Set exercise: Write out the material again exactly, please, and omit the pictures.

Dataset excerpts:
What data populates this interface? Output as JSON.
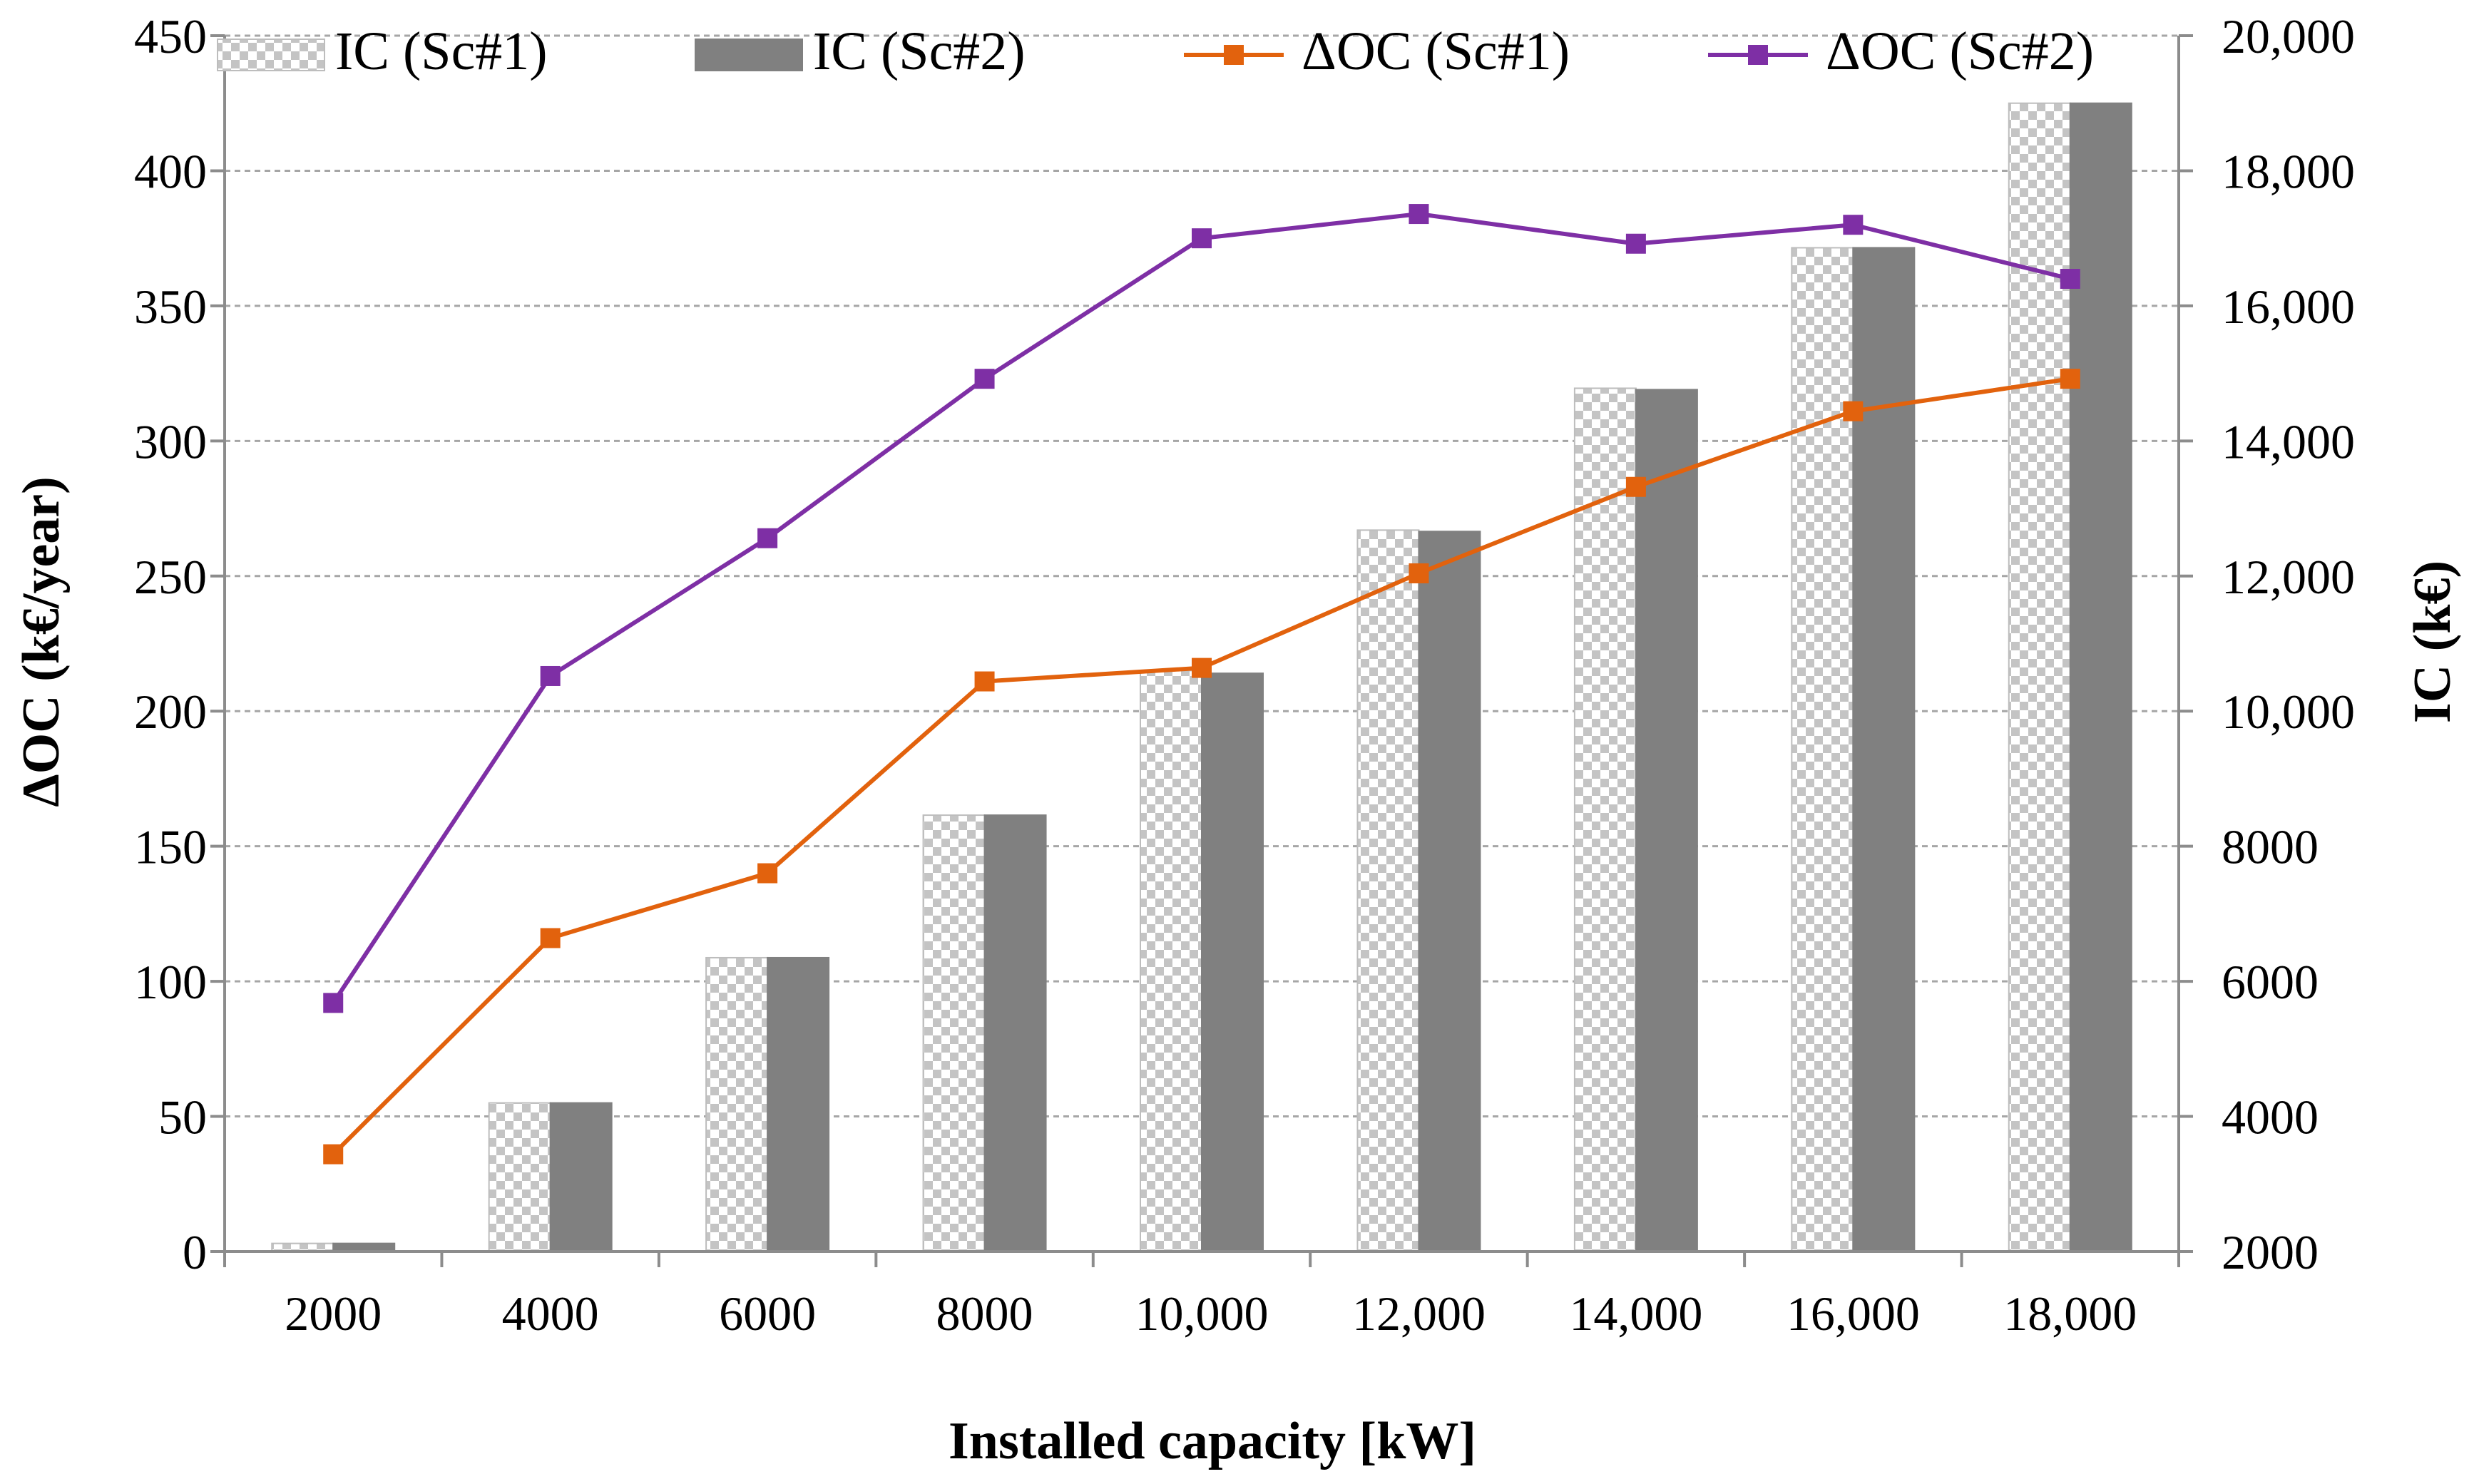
{
  "chart_data": {
    "type": "bar",
    "title": "",
    "xlabel": "Installed capacity [kW]",
    "ylabel_left": "ΔOC (k€/year)",
    "ylabel_right": "IC  (k€)",
    "categories": [
      "2000",
      "4000",
      "6000",
      "8000",
      "10,000",
      "12,000",
      "14,000",
      "16,000",
      "18,000"
    ],
    "left_axis": {
      "ylim": [
        0,
        450
      ],
      "ticks": [
        0,
        50,
        100,
        150,
        200,
        250,
        300,
        350,
        400,
        450
      ],
      "tick_labels": [
        "0",
        "50",
        "100",
        "150",
        "200",
        "250",
        "300",
        "350",
        "400",
        "450"
      ]
    },
    "right_axis": {
      "ylim": [
        2000,
        20000
      ],
      "ticks": [
        2000,
        4000,
        6000,
        8000,
        10000,
        12000,
        14000,
        16000,
        18000,
        20000
      ],
      "tick_labels": [
        "2000",
        "4000",
        "6000",
        "8000",
        "10,000",
        "12,000",
        "14,000",
        "16,000",
        "18,000",
        "20,000"
      ]
    },
    "grid": true,
    "legend_position": "top",
    "series": [
      {
        "name": "IC (Sc#1)",
        "kind": "bar",
        "axis": "right",
        "style": "checkered",
        "color": "#c8c8c8",
        "values": [
          2120,
          4200,
          6350,
          8460,
          10600,
          12680,
          14780,
          16860,
          19000
        ]
      },
      {
        "name": "IC (Sc#2)",
        "kind": "bar",
        "axis": "right",
        "style": "solid",
        "color": "#808080",
        "values": [
          2120,
          4200,
          6350,
          8460,
          10560,
          12660,
          14760,
          16860,
          19000
        ]
      },
      {
        "name": "ΔOC (Sc#1)",
        "kind": "line",
        "axis": "left",
        "color": "#e2620d",
        "values": [
          36,
          116,
          140,
          211,
          216,
          251,
          283,
          311,
          323
        ]
      },
      {
        "name": "ΔOC (Sc#2)",
        "kind": "line",
        "axis": "left",
        "color": "#7e2fa5",
        "values": [
          92,
          213,
          264,
          323,
          375,
          384,
          373,
          380,
          360
        ]
      }
    ]
  }
}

Result for this exercise:
What data populates this interface? Output as JSON.
{
  "chart_data": {
    "type": "bar",
    "title": "",
    "xlabel": "Installed capacity [kW]",
    "ylabel_left": "ΔOC (k€/year)",
    "ylabel_right": "IC  (k€)",
    "categories": [
      "2000",
      "4000",
      "6000",
      "8000",
      "10,000",
      "12,000",
      "14,000",
      "16,000",
      "18,000"
    ],
    "left_axis": {
      "ylim": [
        0,
        450
      ],
      "ticks": [
        0,
        50,
        100,
        150,
        200,
        250,
        300,
        350,
        400,
        450
      ],
      "tick_labels": [
        "0",
        "50",
        "100",
        "150",
        "200",
        "250",
        "300",
        "350",
        "400",
        "450"
      ]
    },
    "right_axis": {
      "ylim": [
        2000,
        20000
      ],
      "ticks": [
        2000,
        4000,
        6000,
        8000,
        10000,
        12000,
        14000,
        16000,
        18000,
        20000
      ],
      "tick_labels": [
        "2000",
        "4000",
        "6000",
        "8000",
        "10,000",
        "12,000",
        "14,000",
        "16,000",
        "18,000",
        "20,000"
      ]
    },
    "grid": true,
    "legend_position": "top",
    "series": [
      {
        "name": "IC (Sc#1)",
        "kind": "bar",
        "axis": "right",
        "style": "checkered",
        "color": "#c8c8c8",
        "values": [
          2120,
          4200,
          6350,
          8460,
          10600,
          12680,
          14780,
          16860,
          19000
        ]
      },
      {
        "name": "IC (Sc#2)",
        "kind": "bar",
        "axis": "right",
        "style": "solid",
        "color": "#808080",
        "values": [
          2120,
          4200,
          6350,
          8460,
          10560,
          12660,
          14760,
          16860,
          19000
        ]
      },
      {
        "name": "ΔOC (Sc#1)",
        "kind": "line",
        "axis": "left",
        "color": "#e2620d",
        "values": [
          36,
          116,
          140,
          211,
          216,
          251,
          283,
          311,
          323
        ]
      },
      {
        "name": "ΔOC (Sc#2)",
        "kind": "line",
        "axis": "left",
        "color": "#7e2fa5",
        "values": [
          92,
          213,
          264,
          323,
          375,
          384,
          373,
          380,
          360
        ]
      }
    ]
  }
}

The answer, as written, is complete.